[What you are asked to do]: For each line of the data below that holds "this", copy the line.

[Exercise data]:
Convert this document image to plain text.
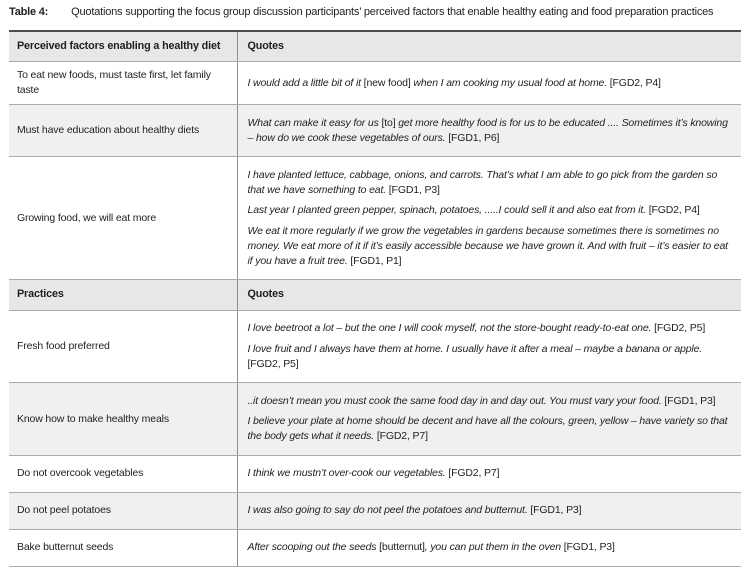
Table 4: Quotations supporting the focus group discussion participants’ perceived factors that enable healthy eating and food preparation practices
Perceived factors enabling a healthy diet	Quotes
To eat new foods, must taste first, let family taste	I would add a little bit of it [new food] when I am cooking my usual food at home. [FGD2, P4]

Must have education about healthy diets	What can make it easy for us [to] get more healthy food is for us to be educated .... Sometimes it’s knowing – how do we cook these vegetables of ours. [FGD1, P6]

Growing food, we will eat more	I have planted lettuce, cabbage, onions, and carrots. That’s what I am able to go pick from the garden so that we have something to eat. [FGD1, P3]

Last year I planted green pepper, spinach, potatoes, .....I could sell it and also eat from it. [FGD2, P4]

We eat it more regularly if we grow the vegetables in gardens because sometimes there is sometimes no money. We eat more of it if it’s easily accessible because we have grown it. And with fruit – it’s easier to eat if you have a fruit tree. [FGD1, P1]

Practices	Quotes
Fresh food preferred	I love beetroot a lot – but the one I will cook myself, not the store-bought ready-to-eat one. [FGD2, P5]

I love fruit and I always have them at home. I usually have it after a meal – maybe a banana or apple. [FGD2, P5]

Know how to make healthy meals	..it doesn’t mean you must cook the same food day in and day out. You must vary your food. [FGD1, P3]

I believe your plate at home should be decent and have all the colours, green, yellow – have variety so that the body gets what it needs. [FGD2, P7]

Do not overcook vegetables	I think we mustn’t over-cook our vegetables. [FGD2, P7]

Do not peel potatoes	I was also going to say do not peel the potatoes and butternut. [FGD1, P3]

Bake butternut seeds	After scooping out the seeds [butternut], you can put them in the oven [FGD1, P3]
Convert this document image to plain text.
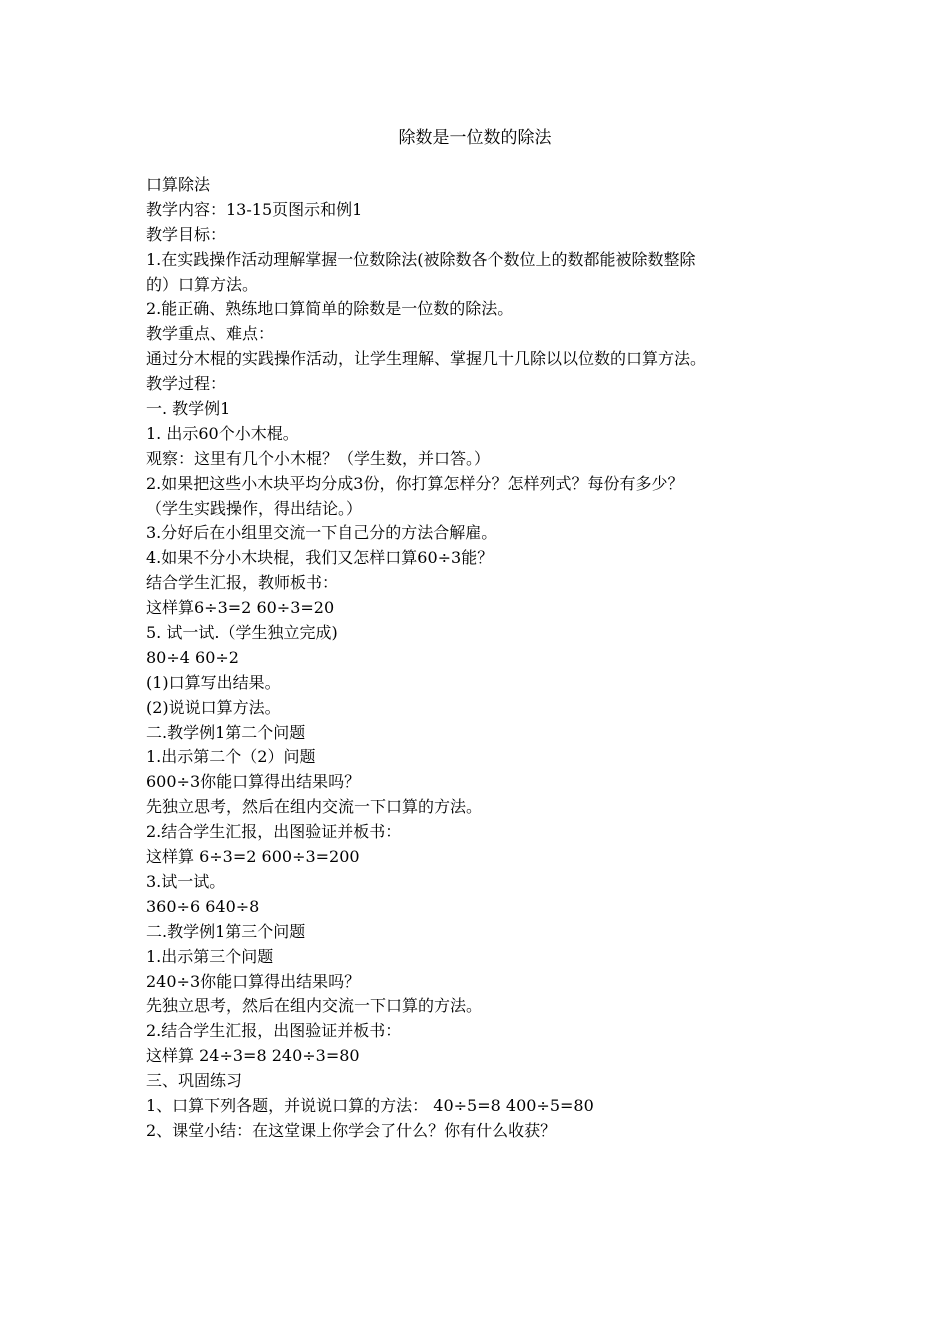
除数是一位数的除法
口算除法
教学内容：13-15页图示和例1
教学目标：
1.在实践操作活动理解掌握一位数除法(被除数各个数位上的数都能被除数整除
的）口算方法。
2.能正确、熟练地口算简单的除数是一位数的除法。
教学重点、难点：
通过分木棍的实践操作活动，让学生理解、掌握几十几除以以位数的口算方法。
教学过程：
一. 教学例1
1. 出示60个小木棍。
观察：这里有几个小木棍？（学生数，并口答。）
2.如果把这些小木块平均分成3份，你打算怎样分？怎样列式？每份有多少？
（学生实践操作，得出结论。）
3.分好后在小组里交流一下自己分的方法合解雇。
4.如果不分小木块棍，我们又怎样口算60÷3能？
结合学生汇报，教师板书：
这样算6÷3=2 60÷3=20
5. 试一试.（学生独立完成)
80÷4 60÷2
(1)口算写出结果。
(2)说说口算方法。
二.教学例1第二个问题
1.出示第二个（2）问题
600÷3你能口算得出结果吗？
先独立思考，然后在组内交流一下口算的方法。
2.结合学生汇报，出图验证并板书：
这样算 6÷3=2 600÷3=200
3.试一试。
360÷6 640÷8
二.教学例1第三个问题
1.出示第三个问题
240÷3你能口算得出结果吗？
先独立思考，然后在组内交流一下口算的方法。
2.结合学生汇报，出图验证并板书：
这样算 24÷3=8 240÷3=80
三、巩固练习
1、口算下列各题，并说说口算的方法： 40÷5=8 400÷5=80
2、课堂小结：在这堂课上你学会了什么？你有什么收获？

* * *

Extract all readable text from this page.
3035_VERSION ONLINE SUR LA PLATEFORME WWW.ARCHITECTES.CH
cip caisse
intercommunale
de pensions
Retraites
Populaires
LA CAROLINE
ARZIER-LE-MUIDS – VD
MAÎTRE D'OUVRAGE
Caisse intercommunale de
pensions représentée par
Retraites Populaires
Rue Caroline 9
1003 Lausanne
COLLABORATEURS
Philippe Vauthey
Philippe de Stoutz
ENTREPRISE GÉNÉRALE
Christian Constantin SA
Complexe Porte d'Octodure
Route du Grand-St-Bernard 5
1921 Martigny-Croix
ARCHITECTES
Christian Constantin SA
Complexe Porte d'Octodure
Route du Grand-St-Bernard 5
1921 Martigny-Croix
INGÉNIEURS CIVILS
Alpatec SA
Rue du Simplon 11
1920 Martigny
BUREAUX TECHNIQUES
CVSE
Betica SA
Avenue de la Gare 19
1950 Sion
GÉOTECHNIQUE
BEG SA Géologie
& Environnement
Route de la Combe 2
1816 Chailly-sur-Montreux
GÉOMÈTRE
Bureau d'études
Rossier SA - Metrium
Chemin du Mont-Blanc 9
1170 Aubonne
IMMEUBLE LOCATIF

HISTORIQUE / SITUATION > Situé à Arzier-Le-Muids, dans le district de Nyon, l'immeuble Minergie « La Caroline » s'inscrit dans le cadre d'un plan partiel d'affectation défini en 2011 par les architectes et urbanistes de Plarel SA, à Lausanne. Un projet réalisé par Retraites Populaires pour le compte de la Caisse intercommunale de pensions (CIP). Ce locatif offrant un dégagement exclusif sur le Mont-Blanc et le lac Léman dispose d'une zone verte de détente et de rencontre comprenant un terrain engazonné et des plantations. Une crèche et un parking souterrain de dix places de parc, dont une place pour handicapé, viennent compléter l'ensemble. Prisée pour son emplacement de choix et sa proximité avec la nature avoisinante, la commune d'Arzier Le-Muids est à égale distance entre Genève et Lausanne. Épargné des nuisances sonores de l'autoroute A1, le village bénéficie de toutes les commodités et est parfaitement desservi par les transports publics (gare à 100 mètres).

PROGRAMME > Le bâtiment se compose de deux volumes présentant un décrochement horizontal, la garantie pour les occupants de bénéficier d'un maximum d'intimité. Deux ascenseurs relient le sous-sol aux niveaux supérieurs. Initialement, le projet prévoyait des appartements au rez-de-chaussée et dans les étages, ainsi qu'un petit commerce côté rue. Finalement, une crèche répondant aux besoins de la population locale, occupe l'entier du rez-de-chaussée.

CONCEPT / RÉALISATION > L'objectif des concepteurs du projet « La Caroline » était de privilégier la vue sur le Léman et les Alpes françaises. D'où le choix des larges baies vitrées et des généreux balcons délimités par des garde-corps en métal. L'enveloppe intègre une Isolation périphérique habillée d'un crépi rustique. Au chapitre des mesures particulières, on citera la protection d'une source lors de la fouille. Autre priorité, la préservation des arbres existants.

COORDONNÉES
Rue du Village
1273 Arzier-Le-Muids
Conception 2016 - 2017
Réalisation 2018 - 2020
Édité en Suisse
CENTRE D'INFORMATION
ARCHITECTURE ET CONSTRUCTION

==

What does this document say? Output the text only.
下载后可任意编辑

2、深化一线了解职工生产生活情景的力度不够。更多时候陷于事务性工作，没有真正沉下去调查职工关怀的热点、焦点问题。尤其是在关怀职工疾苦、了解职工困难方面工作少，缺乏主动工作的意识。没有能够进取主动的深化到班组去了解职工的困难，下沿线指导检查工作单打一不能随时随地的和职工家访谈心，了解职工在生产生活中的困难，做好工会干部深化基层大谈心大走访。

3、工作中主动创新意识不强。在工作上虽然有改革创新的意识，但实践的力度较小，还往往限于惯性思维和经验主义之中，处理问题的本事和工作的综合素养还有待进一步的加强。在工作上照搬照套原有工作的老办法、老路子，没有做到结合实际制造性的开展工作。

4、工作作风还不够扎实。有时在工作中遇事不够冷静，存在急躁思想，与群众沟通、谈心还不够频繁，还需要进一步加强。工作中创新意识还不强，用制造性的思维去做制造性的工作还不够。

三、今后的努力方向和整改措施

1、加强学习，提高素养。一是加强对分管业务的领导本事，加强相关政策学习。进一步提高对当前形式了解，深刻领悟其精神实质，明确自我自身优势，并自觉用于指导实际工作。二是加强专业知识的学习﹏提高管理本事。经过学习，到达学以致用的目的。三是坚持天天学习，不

[Exercise answer]:
Convert this document image to plain text.
Convert this document image to plain text.
Extract all readable text from this page.
What does this document say? Output the text only.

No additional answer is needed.